§ **Work to be completed**
The entries below are to be repeated exactly as they stand.

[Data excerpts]
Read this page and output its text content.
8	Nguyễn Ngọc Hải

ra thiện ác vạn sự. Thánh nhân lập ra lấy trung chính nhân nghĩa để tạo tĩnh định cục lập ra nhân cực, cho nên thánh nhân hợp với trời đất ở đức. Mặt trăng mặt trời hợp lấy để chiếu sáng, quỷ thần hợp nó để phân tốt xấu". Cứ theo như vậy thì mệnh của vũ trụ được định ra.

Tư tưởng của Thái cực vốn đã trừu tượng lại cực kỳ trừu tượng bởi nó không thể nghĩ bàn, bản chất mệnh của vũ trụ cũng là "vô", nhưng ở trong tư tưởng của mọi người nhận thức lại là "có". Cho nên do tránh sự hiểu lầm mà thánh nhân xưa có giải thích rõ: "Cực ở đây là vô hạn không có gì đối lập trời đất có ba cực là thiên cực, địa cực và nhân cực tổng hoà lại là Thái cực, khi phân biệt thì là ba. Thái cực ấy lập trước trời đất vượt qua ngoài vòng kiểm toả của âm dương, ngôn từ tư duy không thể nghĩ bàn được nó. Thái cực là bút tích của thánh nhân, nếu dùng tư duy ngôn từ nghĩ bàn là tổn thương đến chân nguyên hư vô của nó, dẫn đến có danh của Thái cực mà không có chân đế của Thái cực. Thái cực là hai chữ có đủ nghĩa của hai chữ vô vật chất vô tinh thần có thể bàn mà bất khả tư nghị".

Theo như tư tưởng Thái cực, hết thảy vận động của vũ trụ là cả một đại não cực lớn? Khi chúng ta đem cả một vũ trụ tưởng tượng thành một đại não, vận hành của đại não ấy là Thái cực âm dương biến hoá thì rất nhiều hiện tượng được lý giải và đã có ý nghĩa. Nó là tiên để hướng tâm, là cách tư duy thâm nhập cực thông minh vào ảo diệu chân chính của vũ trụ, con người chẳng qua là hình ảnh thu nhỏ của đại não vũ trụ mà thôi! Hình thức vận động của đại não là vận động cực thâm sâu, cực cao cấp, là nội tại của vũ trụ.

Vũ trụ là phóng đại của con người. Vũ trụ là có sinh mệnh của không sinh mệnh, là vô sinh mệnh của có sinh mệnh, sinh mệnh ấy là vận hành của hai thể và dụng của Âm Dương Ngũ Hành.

§ **Correct output**
Read this page and output its text content.
8	Nguyễn Ngọc Hải

ra thiện ác vạn sự. Thánh nhân lập ra lấy trung chính nhân nghĩa để tạo tĩnh định cục lập ra nhân cực, cho nên thánh nhân hợp với trời đất ở đức. Mặt trăng mặt trời hợp lấy để chiếu sáng, quỷ thần hợp nó để phân tốt xấu". Cứ theo như vậy thì mệnh của vũ trụ được định ra.

Tư tưởng của Thái cực vốn đã trừu tượng lại cực kỳ trừu tượng bởi nó không thể nghĩ bàn, bản chất mệnh của vũ trụ cũng là "vô", nhưng ở trong tư tưởng của mọi người nhận thức lại là "có". Cho nên do tránh sự hiểu lầm mà thánh nhân xưa có giải thích rõ: "Cực ở đây là vô hạn không có gì đối lập trời đất có ba cực là thiên cực, địa cực và nhân cực tổng hoà lại là Thái cực, khi phân biệt thì là ba. Thái cực ấy lập trước trời đất vượt qua ngoài vòng kiểm toả của âm dương, ngôn từ tư duy không thể nghĩ bàn được nó. Thái cực là bút tích của thánh nhân, nếu dùng tư duy ngôn từ nghĩ bàn là tổn thương đến chân nguyên hư vô của nó, dẫn đến có danh của Thái cực mà không có chân đế của Thái cực. Thái cực là hai chữ có đủ nghĩa của hai chữ vô vật chất vô tinh thần có thể bàn mà bất khả tư nghị".

Theo như tư tưởng Thái cực, hết thảy vận động của vũ trụ là cả một đại não cực lớn? Khi chúng ta đem cả một vũ trụ tưởng tượng thành một đại não, vận hành của đại não ấy là Thái cực âm dương biến hoá thì rất nhiều hiện tượng được lý giải và đã có ý nghĩa. Nó là tiên để hướng tâm, là cách tư duy thâm nhập cực thông minh vào ảo diệu chân chính của vũ trụ, con người chẳng qua là hình ảnh thu nhỏ của đại não vũ trụ mà thôi! Hình thức vận động của đại não là vận động cực thâm sâu, cực cao cấp, là nội tại của vũ trụ.

Vũ trụ là phóng đại của con người. Vũ trụ là có sinh mệnh của không sinh mệnh, là vô sinh mệnh của có sinh mệnh, sinh mệnh ấy là vận hành của hai thể và dụng của Âm Dương Ngũ Hành.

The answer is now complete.